• WHAT IS NEEDED:
Restate the complete material exactly.

• TASK MATERIAL:
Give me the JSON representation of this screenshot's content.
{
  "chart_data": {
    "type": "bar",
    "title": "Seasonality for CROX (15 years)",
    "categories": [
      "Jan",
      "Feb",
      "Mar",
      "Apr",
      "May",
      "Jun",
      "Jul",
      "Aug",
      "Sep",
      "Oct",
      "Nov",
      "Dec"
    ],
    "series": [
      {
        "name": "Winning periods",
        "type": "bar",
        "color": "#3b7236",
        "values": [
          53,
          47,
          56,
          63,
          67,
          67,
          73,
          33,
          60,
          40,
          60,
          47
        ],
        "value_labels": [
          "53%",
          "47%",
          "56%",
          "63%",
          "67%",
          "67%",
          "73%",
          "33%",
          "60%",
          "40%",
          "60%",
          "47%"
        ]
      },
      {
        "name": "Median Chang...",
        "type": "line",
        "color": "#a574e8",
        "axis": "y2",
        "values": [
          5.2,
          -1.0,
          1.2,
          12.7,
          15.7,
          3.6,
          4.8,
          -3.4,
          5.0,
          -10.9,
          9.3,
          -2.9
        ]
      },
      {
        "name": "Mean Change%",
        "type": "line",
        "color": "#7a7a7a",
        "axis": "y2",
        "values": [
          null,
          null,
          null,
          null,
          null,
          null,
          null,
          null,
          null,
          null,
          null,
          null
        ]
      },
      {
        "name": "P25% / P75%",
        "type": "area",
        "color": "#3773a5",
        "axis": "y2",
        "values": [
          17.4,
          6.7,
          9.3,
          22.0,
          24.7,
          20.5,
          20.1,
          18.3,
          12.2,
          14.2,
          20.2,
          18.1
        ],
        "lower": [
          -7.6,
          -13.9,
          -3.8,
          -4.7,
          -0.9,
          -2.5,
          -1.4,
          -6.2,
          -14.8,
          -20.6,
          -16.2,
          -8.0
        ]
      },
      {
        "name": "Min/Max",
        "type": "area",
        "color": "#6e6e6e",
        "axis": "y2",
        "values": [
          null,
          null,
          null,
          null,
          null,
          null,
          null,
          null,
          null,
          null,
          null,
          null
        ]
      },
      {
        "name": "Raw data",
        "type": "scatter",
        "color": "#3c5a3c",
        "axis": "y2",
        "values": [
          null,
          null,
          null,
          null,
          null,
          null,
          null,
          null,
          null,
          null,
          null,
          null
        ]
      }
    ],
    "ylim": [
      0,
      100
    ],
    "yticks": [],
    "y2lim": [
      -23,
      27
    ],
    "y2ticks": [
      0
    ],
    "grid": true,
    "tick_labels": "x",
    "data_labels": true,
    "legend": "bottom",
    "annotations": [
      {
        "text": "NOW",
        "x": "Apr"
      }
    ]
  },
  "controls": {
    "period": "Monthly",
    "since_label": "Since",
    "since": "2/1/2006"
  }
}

• SOLUTION:
Give me the JSON representation of this screenshot's content.
{
  "chart_data": {
    "type": "bar",
    "title": "Seasonality for CROX (15 years)",
    "categories": [
      "Jan",
      "Feb",
      "Mar",
      "Apr",
      "May",
      "Jun",
      "Jul",
      "Aug",
      "Sep",
      "Oct",
      "Nov",
      "Dec"
    ],
    "series": [
      {
        "name": "Winning periods",
        "type": "bar",
        "color": "#3b7236",
        "values": [
          53,
          47,
          56,
          63,
          67,
          67,
          73,
          33,
          60,
          40,
          60,
          47
        ],
        "value_labels": [
          "53%",
          "47%",
          "56%",
          "63%",
          "67%",
          "67%",
          "73%",
          "33%",
          "60%",
          "40%",
          "60%",
          "47%"
        ]
      },
      {
        "name": "Median Chang...",
        "type": "line",
        "color": "#a574e8",
        "axis": "y2",
        "values": [
          5.2,
          -1.0,
          1.2,
          12.7,
          15.7,
          3.6,
          4.8,
          -3.4,
          5.0,
          -10.9,
          9.3,
          -2.9
        ]
      },
      {
        "name": "Mean Change%",
        "type": "line",
        "color": "#7a7a7a",
        "axis": "y2",
        "values": [
          null,
          null,
          null,
          null,
          null,
          null,
          null,
          null,
          null,
          null,
          null,
          null
        ]
      },
      {
        "name": "P25% / P75%",
        "type": "area",
        "color": "#3773a5",
        "axis": "y2",
        "values": [
          17.4,
          6.7,
          9.3,
          22.0,
          24.7,
          20.5,
          20.1,
          18.3,
          12.2,
          14.2,
          20.2,
          18.1
        ],
        "lower": [
          -7.6,
          -13.9,
          -3.8,
          -4.7,
          -0.9,
          -2.5,
          -1.4,
          -6.2,
          -14.8,
          -20.6,
          -16.2,
          -8.0
        ]
      },
      {
        "name": "Min/Max",
        "type": "area",
        "color": "#6e6e6e",
        "axis": "y2",
        "values": [
          null,
          null,
          null,
          null,
          null,
          null,
          null,
          null,
          null,
          null,
          null,
          null
        ]
      },
      {
        "name": "Raw data",
        "type": "scatter",
        "color": "#3c5a3c",
        "axis": "y2",
        "values": [
          null,
          null,
          null,
          null,
          null,
          null,
          null,
          null,
          null,
          null,
          null,
          null
        ]
      }
    ],
    "ylim": [
      0,
      100
    ],
    "yticks": [],
    "y2lim": [
      -23,
      27
    ],
    "y2ticks": [
      0
    ],
    "grid": true,
    "tick_labels": "x",
    "data_labels": true,
    "legend": "bottom",
    "annotations": [
      {
        "text": "NOW",
        "x": "Apr"
      }
    ]
  },
  "controls": {
    "period": "Monthly",
    "since_label": "Since",
    "since": "2/1/2006"
  }
}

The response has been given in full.